(Description of the task) How many lines in the listing below include the word "आइआइट"? Reply with the count alone.

(Material for this task)
=-=-=
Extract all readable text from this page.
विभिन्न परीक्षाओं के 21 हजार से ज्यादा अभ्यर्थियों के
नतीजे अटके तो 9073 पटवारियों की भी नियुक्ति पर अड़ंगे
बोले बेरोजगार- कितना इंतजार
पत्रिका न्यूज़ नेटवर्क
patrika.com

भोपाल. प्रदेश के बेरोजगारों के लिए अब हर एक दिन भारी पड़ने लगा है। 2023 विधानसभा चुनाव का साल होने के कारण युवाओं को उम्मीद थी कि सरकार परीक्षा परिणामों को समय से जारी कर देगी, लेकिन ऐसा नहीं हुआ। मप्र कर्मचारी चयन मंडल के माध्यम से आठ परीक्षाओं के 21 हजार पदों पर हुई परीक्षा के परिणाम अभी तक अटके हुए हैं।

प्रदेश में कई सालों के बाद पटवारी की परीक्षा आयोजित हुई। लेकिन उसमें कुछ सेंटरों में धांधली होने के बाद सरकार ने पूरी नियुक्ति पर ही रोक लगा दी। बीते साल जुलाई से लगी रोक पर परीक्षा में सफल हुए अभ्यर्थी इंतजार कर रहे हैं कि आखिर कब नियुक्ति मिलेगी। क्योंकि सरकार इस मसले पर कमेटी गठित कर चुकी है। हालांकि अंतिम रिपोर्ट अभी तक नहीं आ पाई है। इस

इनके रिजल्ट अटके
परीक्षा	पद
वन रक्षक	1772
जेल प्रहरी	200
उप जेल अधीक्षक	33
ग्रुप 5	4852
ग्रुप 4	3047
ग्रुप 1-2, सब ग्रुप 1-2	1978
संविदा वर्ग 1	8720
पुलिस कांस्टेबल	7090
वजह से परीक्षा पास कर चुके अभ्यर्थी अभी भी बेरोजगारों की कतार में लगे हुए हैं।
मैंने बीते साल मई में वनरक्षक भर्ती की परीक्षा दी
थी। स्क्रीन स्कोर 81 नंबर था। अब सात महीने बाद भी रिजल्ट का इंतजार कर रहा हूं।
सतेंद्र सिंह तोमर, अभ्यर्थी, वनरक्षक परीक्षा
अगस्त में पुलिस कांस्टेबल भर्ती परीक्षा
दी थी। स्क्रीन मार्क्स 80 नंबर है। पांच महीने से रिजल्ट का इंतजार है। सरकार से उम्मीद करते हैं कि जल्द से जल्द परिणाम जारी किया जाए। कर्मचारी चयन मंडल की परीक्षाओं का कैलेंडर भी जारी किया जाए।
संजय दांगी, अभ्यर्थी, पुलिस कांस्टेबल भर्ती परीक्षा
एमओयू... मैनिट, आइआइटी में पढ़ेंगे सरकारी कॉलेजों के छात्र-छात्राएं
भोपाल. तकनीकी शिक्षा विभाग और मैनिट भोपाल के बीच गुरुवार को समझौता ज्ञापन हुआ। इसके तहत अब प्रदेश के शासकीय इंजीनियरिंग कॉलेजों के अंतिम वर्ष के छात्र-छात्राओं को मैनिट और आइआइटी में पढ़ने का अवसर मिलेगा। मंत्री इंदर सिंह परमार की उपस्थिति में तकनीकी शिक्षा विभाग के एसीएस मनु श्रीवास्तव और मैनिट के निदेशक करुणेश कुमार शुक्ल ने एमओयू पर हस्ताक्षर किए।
=-=-=
(Completed exercise) 2